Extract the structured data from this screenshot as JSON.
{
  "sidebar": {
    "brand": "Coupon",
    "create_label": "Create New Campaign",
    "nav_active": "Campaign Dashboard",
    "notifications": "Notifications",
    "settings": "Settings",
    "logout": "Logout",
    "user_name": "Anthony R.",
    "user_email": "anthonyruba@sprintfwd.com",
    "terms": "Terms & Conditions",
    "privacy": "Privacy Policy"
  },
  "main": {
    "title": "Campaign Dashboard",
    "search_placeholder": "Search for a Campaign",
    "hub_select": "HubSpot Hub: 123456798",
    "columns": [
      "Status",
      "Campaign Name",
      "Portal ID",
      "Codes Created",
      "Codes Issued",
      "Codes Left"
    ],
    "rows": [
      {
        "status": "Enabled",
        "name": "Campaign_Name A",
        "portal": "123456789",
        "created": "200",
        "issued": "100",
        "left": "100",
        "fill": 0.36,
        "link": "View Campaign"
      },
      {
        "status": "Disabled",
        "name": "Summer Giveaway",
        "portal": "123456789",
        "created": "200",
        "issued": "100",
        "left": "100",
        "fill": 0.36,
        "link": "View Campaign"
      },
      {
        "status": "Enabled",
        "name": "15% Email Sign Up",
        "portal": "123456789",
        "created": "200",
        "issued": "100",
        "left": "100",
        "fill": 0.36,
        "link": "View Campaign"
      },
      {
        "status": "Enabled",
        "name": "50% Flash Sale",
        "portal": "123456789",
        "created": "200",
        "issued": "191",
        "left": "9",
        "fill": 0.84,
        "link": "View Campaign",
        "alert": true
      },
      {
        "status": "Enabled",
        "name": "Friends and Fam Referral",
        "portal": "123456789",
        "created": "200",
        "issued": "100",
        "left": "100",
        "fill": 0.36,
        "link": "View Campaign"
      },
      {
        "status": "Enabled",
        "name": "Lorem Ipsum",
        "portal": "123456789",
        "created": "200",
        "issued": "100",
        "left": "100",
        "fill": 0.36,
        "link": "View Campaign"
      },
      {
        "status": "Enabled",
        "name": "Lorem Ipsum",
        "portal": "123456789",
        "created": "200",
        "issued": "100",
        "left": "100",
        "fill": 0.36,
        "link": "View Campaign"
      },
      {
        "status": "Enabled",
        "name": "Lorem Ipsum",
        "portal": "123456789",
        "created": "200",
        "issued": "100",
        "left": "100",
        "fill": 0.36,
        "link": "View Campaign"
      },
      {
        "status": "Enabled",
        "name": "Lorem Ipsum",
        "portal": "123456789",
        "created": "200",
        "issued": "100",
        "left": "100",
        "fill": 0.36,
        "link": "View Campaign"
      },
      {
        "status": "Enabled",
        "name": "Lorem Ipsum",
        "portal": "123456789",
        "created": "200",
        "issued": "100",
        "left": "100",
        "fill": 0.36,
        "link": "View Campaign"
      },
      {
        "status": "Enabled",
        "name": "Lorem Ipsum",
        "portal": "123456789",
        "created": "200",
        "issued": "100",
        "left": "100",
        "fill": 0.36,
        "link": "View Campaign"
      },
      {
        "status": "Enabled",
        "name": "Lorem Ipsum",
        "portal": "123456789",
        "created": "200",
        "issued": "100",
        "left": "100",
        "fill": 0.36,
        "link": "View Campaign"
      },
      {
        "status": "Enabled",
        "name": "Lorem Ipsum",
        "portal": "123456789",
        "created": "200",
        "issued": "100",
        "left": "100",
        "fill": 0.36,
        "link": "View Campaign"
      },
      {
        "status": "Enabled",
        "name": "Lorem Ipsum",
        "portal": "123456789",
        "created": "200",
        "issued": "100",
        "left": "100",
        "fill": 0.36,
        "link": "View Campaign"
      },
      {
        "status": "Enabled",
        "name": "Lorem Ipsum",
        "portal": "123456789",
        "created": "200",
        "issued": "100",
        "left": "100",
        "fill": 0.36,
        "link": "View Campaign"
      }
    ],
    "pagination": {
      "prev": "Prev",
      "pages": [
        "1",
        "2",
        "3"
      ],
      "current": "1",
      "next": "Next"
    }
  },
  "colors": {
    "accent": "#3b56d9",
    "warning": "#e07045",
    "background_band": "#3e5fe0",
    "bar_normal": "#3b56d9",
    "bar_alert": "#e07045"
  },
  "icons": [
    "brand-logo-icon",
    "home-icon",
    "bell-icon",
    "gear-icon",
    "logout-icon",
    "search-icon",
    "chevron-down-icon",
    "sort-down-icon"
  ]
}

=== Task to complete ===
Reproduce each entry word for word.

=== In response ===
Extract the structured data from this screenshot as JSON.
{
  "sidebar": {
    "brand": "Coupon",
    "create_label": "Create New Campaign",
    "nav_active": "Campaign Dashboard",
    "notifications": "Notifications",
    "settings": "Settings",
    "logout": "Logout",
    "user_name": "Anthony R.",
    "user_email": "anthonyruba@sprintfwd.com",
    "terms": "Terms & Conditions",
    "privacy": "Privacy Policy"
  },
  "main": {
    "title": "Campaign Dashboard",
    "search_placeholder": "Search for a Campaign",
    "hub_select": "HubSpot Hub: 123456798",
    "columns": [
      "Status",
      "Campaign Name",
      "Portal ID",
      "Codes Created",
      "Codes Issued",
      "Codes Left"
    ],
    "rows": [
      {
        "status": "Enabled",
        "name": "Campaign_Name A",
        "portal": "123456789",
        "created": "200",
        "issued": "100",
        "left": "100",
        "fill": 0.36,
        "link": "View Campaign"
      },
      {
        "status": "Disabled",
        "name": "Summer Giveaway",
        "portal": "123456789",
        "created": "200",
        "issued": "100",
        "left": "100",
        "fill": 0.36,
        "link": "View Campaign"
      },
      {
        "status": "Enabled",
        "name": "15% Email Sign Up",
        "portal": "123456789",
        "created": "200",
        "issued": "100",
        "left": "100",
        "fill": 0.36,
        "link": "View Campaign"
      },
      {
        "status": "Enabled",
        "name": "50% Flash Sale",
        "portal": "123456789",
        "created": "200",
        "issued": "191",
        "left": "9",
        "fill": 0.84,
        "link": "View Campaign",
        "alert": true
      },
      {
        "status": "Enabled",
        "name": "Friends and Fam Referral",
        "portal": "123456789",
        "created": "200",
        "issued": "100",
        "left": "100",
        "fill": 0.36,
        "link": "View Campaign"
      },
      {
        "status": "Enabled",
        "name": "Lorem Ipsum",
        "portal": "123456789",
        "created": "200",
        "issued": "100",
        "left": "100",
        "fill": 0.36,
        "link": "View Campaign"
      },
      {
        "status": "Enabled",
        "name": "Lorem Ipsum",
        "portal": "123456789",
        "created": "200",
        "issued": "100",
        "left": "100",
        "fill": 0.36,
        "link": "View Campaign"
      },
      {
        "status": "Enabled",
        "name": "Lorem Ipsum",
        "portal": "123456789",
        "created": "200",
        "issued": "100",
        "left": "100",
        "fill": 0.36,
        "link": "View Campaign"
      },
      {
        "status": "Enabled",
        "name": "Lorem Ipsum",
        "portal": "123456789",
        "created": "200",
        "issued": "100",
        "left": "100",
        "fill": 0.36,
        "link": "View Campaign"
      },
      {
        "status": "Enabled",
        "name": "Lorem Ipsum",
        "portal": "123456789",
        "created": "200",
        "issued": "100",
        "left": "100",
        "fill": 0.36,
        "link": "View Campaign"
      },
      {
        "status": "Enabled",
        "name": "Lorem Ipsum",
        "portal": "123456789",
        "created": "200",
        "issued": "100",
        "left": "100",
        "fill": 0.36,
        "link": "View Campaign"
      },
      {
        "status": "Enabled",
        "name": "Lorem Ipsum",
        "portal": "123456789",
        "created": "200",
        "issued": "100",
        "left": "100",
        "fill": 0.36,
        "link": "View Campaign"
      },
      {
        "status": "Enabled",
        "name": "Lorem Ipsum",
        "portal": "123456789",
        "created": "200",
        "issued": "100",
        "left": "100",
        "fill": 0.36,
        "link": "View Campaign"
      },
      {
        "status": "Enabled",
        "name": "Lorem Ipsum",
        "portal": "123456789",
        "created": "200",
        "issued": "100",
        "left": "100",
        "fill": 0.36,
        "link": "View Campaign"
      },
      {
        "status": "Enabled",
        "name": "Lorem Ipsum",
        "portal": "123456789",
        "created": "200",
        "issued": "100",
        "left": "100",
        "fill": 0.36,
        "link": "View Campaign"
      }
    ],
    "pagination": {
      "prev": "Prev",
      "pages": [
        "1",
        "2",
        "3"
      ],
      "current": "1",
      "next": "Next"
    }
  },
  "colors": {
    "accent": "#3b56d9",
    "warning": "#e07045",
    "background_band": "#3e5fe0",
    "bar_normal": "#3b56d9",
    "bar_alert": "#e07045"
  },
  "icons": [
    "brand-logo-icon",
    "home-icon",
    "bell-icon",
    "gear-icon",
    "logout-icon",
    "search-icon",
    "chevron-down-icon",
    "sort-down-icon"
  ]
}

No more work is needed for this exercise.